Aim of the task:
Copy each of the entries below faithfully, setting aside any pictures.

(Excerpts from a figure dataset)
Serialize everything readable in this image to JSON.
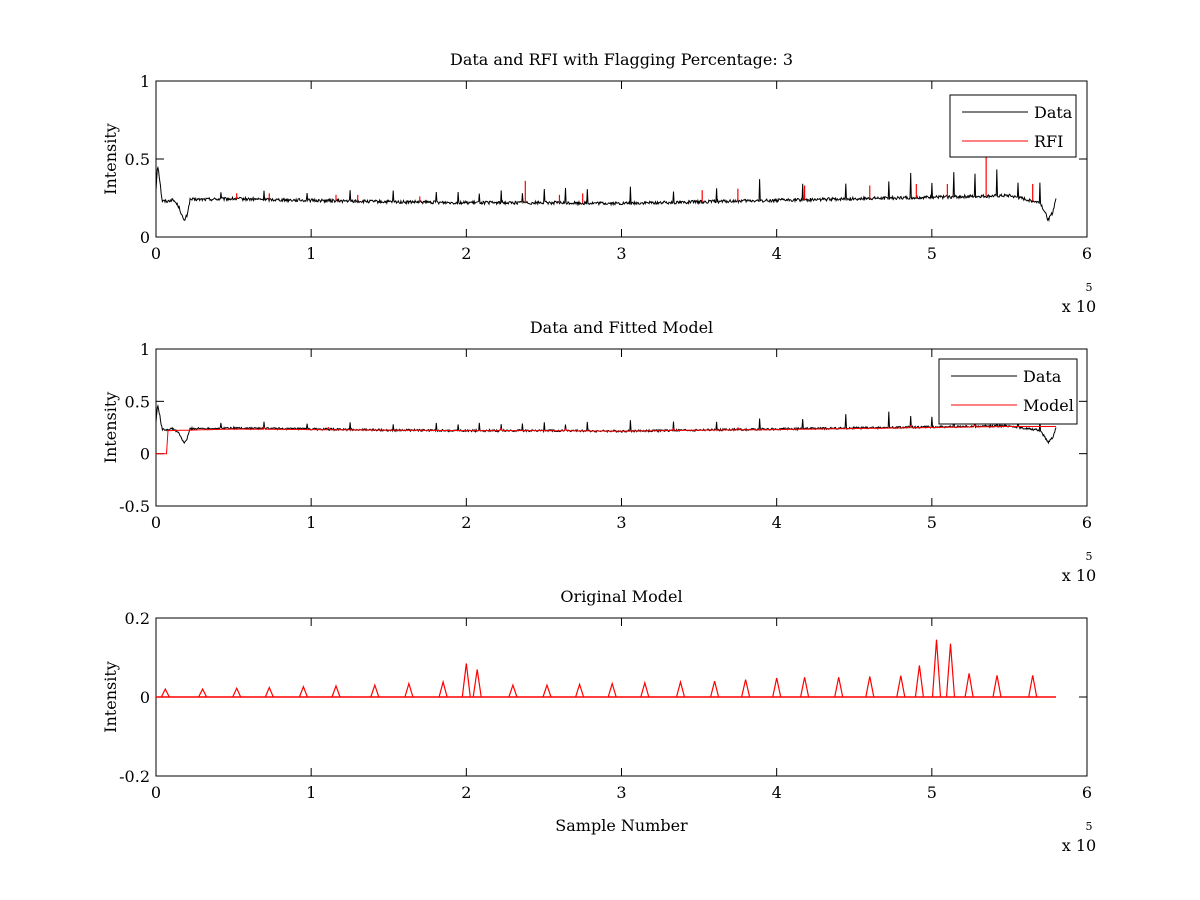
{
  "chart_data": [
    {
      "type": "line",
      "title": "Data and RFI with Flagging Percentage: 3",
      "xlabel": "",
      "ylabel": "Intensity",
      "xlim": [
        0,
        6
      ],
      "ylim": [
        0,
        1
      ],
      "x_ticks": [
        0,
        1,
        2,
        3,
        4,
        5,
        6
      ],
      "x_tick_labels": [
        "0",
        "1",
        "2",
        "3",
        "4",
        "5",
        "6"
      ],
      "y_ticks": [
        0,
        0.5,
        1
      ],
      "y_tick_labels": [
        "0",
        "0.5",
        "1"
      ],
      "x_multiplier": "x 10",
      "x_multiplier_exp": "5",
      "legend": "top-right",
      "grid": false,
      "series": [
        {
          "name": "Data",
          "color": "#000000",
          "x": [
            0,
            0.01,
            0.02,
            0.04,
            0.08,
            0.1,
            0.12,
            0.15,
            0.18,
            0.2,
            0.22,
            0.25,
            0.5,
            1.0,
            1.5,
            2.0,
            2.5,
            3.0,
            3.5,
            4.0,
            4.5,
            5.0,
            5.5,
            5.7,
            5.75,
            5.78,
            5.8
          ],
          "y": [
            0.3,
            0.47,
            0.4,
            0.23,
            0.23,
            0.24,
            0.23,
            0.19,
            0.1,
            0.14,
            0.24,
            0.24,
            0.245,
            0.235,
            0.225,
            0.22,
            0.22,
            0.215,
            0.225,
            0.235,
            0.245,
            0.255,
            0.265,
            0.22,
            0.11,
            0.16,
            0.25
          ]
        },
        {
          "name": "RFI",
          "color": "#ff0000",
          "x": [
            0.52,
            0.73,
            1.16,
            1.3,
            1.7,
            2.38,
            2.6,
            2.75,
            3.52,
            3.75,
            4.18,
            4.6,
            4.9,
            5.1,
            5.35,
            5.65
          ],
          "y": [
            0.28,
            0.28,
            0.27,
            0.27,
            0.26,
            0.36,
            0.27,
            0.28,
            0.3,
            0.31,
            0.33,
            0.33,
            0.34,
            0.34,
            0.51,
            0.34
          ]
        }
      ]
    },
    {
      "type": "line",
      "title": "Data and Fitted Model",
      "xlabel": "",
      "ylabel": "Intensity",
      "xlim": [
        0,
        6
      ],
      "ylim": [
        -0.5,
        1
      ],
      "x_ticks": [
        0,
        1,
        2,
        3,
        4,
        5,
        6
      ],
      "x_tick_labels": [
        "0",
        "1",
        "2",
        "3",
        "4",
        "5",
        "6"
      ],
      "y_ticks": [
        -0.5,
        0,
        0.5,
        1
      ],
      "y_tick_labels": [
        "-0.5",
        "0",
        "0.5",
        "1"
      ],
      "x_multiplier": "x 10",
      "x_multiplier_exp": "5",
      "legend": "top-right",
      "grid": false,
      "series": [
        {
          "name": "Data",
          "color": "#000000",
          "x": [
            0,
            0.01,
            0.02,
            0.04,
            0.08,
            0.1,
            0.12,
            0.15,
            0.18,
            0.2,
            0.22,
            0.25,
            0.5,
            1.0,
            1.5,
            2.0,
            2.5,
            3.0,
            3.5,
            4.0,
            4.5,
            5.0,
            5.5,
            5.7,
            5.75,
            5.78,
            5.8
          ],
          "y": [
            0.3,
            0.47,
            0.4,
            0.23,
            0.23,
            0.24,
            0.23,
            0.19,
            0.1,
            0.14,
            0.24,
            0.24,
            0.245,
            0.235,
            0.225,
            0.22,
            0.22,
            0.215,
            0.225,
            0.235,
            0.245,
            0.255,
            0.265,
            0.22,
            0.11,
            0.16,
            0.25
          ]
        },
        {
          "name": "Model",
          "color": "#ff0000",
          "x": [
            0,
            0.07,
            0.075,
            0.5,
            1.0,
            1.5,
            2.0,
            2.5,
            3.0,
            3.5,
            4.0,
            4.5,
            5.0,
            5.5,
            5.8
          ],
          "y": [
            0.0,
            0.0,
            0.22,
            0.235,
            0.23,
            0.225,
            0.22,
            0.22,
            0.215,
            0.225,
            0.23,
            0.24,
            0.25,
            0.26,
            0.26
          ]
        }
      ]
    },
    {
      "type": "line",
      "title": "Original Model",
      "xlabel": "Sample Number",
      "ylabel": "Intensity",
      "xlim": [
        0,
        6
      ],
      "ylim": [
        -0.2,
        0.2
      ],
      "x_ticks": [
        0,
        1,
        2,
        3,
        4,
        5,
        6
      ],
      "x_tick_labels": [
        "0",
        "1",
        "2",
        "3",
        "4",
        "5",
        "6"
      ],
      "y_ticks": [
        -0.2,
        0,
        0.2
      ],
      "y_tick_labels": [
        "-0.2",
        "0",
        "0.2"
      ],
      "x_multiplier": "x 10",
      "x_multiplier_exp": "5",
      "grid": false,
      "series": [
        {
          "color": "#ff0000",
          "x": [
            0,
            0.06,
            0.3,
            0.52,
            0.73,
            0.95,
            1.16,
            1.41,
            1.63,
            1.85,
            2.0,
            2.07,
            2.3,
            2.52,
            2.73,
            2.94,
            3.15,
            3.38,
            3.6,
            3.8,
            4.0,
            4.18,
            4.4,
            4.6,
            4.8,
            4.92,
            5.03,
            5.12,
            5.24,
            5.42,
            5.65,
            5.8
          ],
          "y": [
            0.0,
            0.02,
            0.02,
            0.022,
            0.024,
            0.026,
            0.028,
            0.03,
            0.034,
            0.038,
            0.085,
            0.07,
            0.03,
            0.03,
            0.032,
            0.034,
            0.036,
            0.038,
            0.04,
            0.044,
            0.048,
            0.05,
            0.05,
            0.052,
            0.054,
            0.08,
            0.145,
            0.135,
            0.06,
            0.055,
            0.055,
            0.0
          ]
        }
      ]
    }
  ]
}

Exercise solution:
Serialize everything readable in this image to JSON.
{
  "chart_data": [
    {
      "type": "line",
      "title": "Data and RFI with Flagging Percentage: 3",
      "xlabel": "",
      "ylabel": "Intensity",
      "xlim": [
        0,
        6
      ],
      "ylim": [
        0,
        1
      ],
      "x_ticks": [
        0,
        1,
        2,
        3,
        4,
        5,
        6
      ],
      "x_tick_labels": [
        "0",
        "1",
        "2",
        "3",
        "4",
        "5",
        "6"
      ],
      "y_ticks": [
        0,
        0.5,
        1
      ],
      "y_tick_labels": [
        "0",
        "0.5",
        "1"
      ],
      "x_multiplier": "x 10",
      "x_multiplier_exp": "5",
      "legend": "top-right",
      "grid": false,
      "series": [
        {
          "name": "Data",
          "color": "#000000",
          "x": [
            0,
            0.01,
            0.02,
            0.04,
            0.08,
            0.1,
            0.12,
            0.15,
            0.18,
            0.2,
            0.22,
            0.25,
            0.5,
            1.0,
            1.5,
            2.0,
            2.5,
            3.0,
            3.5,
            4.0,
            4.5,
            5.0,
            5.5,
            5.7,
            5.75,
            5.78,
            5.8
          ],
          "y": [
            0.3,
            0.47,
            0.4,
            0.23,
            0.23,
            0.24,
            0.23,
            0.19,
            0.1,
            0.14,
            0.24,
            0.24,
            0.245,
            0.235,
            0.225,
            0.22,
            0.22,
            0.215,
            0.225,
            0.235,
            0.245,
            0.255,
            0.265,
            0.22,
            0.11,
            0.16,
            0.25
          ]
        },
        {
          "name": "RFI",
          "color": "#ff0000",
          "x": [
            0.52,
            0.73,
            1.16,
            1.3,
            1.7,
            2.38,
            2.6,
            2.75,
            3.52,
            3.75,
            4.18,
            4.6,
            4.9,
            5.1,
            5.35,
            5.65
          ],
          "y": [
            0.28,
            0.28,
            0.27,
            0.27,
            0.26,
            0.36,
            0.27,
            0.28,
            0.3,
            0.31,
            0.33,
            0.33,
            0.34,
            0.34,
            0.51,
            0.34
          ]
        }
      ]
    },
    {
      "type": "line",
      "title": "Data and Fitted Model",
      "xlabel": "",
      "ylabel": "Intensity",
      "xlim": [
        0,
        6
      ],
      "ylim": [
        -0.5,
        1
      ],
      "x_ticks": [
        0,
        1,
        2,
        3,
        4,
        5,
        6
      ],
      "x_tick_labels": [
        "0",
        "1",
        "2",
        "3",
        "4",
        "5",
        "6"
      ],
      "y_ticks": [
        -0.5,
        0,
        0.5,
        1
      ],
      "y_tick_labels": [
        "-0.5",
        "0",
        "0.5",
        "1"
      ],
      "x_multiplier": "x 10",
      "x_multiplier_exp": "5",
      "legend": "top-right",
      "grid": false,
      "series": [
        {
          "name": "Data",
          "color": "#000000",
          "x": [
            0,
            0.01,
            0.02,
            0.04,
            0.08,
            0.1,
            0.12,
            0.15,
            0.18,
            0.2,
            0.22,
            0.25,
            0.5,
            1.0,
            1.5,
            2.0,
            2.5,
            3.0,
            3.5,
            4.0,
            4.5,
            5.0,
            5.5,
            5.7,
            5.75,
            5.78,
            5.8
          ],
          "y": [
            0.3,
            0.47,
            0.4,
            0.23,
            0.23,
            0.24,
            0.23,
            0.19,
            0.1,
            0.14,
            0.24,
            0.24,
            0.245,
            0.235,
            0.225,
            0.22,
            0.22,
            0.215,
            0.225,
            0.235,
            0.245,
            0.255,
            0.265,
            0.22,
            0.11,
            0.16,
            0.25
          ]
        },
        {
          "name": "Model",
          "color": "#ff0000",
          "x": [
            0,
            0.07,
            0.075,
            0.5,
            1.0,
            1.5,
            2.0,
            2.5,
            3.0,
            3.5,
            4.0,
            4.5,
            5.0,
            5.5,
            5.8
          ],
          "y": [
            0.0,
            0.0,
            0.22,
            0.235,
            0.23,
            0.225,
            0.22,
            0.22,
            0.215,
            0.225,
            0.23,
            0.24,
            0.25,
            0.26,
            0.26
          ]
        }
      ]
    },
    {
      "type": "line",
      "title": "Original Model",
      "xlabel": "Sample Number",
      "ylabel": "Intensity",
      "xlim": [
        0,
        6
      ],
      "ylim": [
        -0.2,
        0.2
      ],
      "x_ticks": [
        0,
        1,
        2,
        3,
        4,
        5,
        6
      ],
      "x_tick_labels": [
        "0",
        "1",
        "2",
        "3",
        "4",
        "5",
        "6"
      ],
      "y_ticks": [
        -0.2,
        0,
        0.2
      ],
      "y_tick_labels": [
        "-0.2",
        "0",
        "0.2"
      ],
      "x_multiplier": "x 10",
      "x_multiplier_exp": "5",
      "grid": false,
      "series": [
        {
          "color": "#ff0000",
          "x": [
            0,
            0.06,
            0.3,
            0.52,
            0.73,
            0.95,
            1.16,
            1.41,
            1.63,
            1.85,
            2.0,
            2.07,
            2.3,
            2.52,
            2.73,
            2.94,
            3.15,
            3.38,
            3.6,
            3.8,
            4.0,
            4.18,
            4.4,
            4.6,
            4.8,
            4.92,
            5.03,
            5.12,
            5.24,
            5.42,
            5.65,
            5.8
          ],
          "y": [
            0.0,
            0.02,
            0.02,
            0.022,
            0.024,
            0.026,
            0.028,
            0.03,
            0.034,
            0.038,
            0.085,
            0.07,
            0.03,
            0.03,
            0.032,
            0.034,
            0.036,
            0.038,
            0.04,
            0.044,
            0.048,
            0.05,
            0.05,
            0.052,
            0.054,
            0.08,
            0.145,
            0.135,
            0.06,
            0.055,
            0.055,
            0.0
          ]
        }
      ]
    }
  ]
}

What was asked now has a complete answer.